>> Start
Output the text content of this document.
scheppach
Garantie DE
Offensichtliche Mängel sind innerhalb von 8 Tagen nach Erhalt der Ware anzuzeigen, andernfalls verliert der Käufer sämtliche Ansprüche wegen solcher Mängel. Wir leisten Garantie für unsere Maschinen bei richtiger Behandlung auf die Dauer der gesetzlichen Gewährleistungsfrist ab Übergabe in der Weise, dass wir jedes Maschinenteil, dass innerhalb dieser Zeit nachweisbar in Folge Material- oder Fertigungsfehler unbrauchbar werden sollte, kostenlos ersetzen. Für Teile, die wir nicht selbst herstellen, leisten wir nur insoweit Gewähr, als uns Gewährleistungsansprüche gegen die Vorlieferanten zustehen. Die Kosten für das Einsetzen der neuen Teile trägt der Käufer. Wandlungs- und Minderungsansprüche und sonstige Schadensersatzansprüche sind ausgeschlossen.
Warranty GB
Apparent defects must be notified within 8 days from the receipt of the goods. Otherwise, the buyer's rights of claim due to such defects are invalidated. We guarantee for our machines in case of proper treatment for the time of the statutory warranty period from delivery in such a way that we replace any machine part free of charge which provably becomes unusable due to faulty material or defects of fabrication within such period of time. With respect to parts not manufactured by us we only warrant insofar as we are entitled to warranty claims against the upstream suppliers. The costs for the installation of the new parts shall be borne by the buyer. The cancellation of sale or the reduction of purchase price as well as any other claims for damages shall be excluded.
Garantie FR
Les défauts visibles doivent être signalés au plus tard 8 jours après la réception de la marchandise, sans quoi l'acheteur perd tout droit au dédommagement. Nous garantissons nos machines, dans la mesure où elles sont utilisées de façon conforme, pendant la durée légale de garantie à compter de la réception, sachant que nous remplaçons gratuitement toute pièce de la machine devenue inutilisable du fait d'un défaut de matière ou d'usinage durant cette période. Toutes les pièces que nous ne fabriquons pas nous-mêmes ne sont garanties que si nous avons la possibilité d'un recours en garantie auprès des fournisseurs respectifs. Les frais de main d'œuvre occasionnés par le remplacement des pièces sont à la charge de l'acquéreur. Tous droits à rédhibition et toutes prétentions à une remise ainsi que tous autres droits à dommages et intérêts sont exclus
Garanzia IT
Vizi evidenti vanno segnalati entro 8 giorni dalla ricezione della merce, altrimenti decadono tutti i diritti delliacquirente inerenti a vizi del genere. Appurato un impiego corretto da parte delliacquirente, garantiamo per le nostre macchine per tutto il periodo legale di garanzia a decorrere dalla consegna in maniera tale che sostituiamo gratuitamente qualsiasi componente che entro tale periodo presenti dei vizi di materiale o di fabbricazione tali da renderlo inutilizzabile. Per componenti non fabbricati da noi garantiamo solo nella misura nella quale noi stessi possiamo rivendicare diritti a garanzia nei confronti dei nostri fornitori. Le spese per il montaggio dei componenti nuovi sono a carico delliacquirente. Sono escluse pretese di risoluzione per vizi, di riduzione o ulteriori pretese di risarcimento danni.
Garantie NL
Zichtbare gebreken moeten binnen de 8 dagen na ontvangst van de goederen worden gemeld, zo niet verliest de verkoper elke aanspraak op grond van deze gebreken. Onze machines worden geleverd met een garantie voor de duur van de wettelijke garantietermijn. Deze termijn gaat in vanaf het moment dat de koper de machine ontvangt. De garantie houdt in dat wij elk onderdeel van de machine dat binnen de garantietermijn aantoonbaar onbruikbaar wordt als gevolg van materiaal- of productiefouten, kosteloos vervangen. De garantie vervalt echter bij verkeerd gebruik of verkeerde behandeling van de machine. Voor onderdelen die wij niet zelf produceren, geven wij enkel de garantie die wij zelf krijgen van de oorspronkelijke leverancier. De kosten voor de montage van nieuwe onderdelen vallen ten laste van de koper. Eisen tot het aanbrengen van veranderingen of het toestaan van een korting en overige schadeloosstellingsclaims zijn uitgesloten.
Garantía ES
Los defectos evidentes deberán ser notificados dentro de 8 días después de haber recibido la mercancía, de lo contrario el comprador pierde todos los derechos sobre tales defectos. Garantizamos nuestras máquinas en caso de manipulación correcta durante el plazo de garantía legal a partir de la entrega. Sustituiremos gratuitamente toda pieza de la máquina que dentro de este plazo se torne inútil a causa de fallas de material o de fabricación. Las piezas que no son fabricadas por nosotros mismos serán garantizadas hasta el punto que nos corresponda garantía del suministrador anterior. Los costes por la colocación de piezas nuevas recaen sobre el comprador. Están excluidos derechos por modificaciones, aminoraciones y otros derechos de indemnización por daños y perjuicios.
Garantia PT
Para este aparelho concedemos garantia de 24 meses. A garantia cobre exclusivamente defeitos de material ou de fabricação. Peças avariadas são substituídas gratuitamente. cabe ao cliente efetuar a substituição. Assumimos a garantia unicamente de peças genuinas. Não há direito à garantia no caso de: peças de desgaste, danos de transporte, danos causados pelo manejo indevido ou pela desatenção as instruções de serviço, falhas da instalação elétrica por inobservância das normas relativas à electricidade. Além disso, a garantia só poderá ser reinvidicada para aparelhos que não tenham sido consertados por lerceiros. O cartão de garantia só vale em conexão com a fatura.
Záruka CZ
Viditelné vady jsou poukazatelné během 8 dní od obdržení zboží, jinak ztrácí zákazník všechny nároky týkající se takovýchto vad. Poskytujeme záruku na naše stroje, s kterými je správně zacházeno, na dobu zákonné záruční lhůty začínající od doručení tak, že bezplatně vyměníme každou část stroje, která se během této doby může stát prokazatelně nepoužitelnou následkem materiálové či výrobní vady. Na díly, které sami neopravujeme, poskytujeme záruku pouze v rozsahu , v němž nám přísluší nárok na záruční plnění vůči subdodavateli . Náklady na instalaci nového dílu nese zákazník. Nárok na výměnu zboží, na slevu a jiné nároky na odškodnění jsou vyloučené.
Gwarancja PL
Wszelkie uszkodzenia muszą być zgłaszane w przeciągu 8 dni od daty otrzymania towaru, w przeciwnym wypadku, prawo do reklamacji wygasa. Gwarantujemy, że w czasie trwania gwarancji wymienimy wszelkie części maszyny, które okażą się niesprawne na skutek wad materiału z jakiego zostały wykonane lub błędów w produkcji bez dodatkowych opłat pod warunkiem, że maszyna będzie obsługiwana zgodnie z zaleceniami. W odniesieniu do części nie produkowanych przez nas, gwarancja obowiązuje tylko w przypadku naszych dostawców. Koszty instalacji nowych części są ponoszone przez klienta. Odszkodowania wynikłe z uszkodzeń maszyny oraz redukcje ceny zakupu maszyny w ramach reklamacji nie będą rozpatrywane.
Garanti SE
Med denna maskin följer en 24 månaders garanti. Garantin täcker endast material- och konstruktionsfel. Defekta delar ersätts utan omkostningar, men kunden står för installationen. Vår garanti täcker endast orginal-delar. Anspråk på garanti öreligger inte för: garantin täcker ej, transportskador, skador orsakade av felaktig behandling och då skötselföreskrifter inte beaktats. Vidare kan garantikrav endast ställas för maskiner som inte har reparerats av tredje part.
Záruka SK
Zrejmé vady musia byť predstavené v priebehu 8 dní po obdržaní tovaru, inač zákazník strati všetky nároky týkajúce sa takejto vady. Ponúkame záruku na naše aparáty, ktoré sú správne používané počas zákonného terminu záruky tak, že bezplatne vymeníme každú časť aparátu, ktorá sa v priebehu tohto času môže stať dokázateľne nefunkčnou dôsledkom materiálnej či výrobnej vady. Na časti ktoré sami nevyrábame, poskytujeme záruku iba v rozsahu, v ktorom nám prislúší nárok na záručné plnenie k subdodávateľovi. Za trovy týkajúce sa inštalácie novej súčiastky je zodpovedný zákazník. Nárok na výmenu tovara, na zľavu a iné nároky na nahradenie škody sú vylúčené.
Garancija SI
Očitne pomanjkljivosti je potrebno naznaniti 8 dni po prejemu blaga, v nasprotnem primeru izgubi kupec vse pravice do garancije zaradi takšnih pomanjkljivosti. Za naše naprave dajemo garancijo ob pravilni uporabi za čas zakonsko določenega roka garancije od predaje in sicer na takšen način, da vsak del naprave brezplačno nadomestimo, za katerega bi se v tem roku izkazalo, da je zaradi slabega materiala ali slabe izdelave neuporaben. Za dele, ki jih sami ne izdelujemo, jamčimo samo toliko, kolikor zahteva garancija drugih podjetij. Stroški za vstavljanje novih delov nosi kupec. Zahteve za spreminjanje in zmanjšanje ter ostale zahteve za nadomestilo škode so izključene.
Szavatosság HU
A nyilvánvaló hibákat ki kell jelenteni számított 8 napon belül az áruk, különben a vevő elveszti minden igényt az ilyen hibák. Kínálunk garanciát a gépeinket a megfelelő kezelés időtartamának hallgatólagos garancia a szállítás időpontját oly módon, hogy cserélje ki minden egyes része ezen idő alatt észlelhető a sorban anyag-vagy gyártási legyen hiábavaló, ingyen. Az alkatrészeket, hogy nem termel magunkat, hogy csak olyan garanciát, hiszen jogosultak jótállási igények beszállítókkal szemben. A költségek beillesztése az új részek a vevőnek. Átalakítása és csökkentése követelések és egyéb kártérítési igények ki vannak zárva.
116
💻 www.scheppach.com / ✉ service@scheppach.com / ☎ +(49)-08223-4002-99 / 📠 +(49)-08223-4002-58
>> End
Aim:
Above are some records. Count the lines among them with the word "scheppach", and answer with the number only.

Answer for this exercise:
2